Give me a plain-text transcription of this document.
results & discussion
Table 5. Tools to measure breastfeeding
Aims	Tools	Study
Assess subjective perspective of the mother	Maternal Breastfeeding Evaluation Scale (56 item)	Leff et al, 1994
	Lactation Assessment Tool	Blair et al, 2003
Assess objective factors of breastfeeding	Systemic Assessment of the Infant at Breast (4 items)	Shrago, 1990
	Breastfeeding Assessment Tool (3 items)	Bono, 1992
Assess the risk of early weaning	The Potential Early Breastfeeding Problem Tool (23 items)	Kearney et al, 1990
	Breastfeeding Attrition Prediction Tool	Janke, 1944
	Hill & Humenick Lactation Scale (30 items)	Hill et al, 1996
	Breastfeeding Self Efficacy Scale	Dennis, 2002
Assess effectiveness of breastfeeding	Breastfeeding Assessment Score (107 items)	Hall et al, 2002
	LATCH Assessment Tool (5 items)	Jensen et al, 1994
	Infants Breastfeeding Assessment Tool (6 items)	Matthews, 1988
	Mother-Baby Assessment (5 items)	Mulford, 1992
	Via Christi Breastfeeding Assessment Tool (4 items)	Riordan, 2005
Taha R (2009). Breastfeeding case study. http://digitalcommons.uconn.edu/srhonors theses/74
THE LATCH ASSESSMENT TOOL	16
◆ ◆ ◆ ◆ ◆ ◆ ◆
EXERCISE REQUIREMENTS
Give the material above again, word for word.

FINISHED TASK
Give me a plain-text transcription of this document.
results & discussion
Table 5. Tools to measure breastfeeding
Aims	Tools	Study
Assess subjective perspective of the mother	Maternal Breastfeeding Evaluation Scale (56 item)	Leff et al, 1994
	Lactation Assessment Tool	Blair et al, 2003
Assess objective factors of breastfeeding	Systemic Assessment of the Infant at Breast (4 items)	Shrago, 1990
	Breastfeeding Assessment Tool (3 items)	Bono, 1992
Assess the risk of early weaning	The Potential Early Breastfeeding Problem Tool (23 items)	Kearney et al, 1990
	Breastfeeding Attrition Prediction Tool	Janke, 1944
	Hill & Humenick Lactation Scale (30 items)	Hill et al, 1996
	Breastfeeding Self Efficacy Scale	Dennis, 2002
Assess effectiveness of breastfeeding	Breastfeeding Assessment Score (107 items)	Hall et al, 2002
	LATCH Assessment Tool (5 items)	Jensen et al, 1994
	Infants Breastfeeding Assessment Tool (6 items)	Matthews, 1988
	Mother-Baby Assessment (5 items)	Mulford, 1992
	Via Christi Breastfeeding Assessment Tool (4 items)	Riordan, 2005
Taha R (2009). Breastfeeding case study. http://digitalcommons.uconn.edu/srhonors theses/74
THE LATCH ASSESSMENT TOOL	16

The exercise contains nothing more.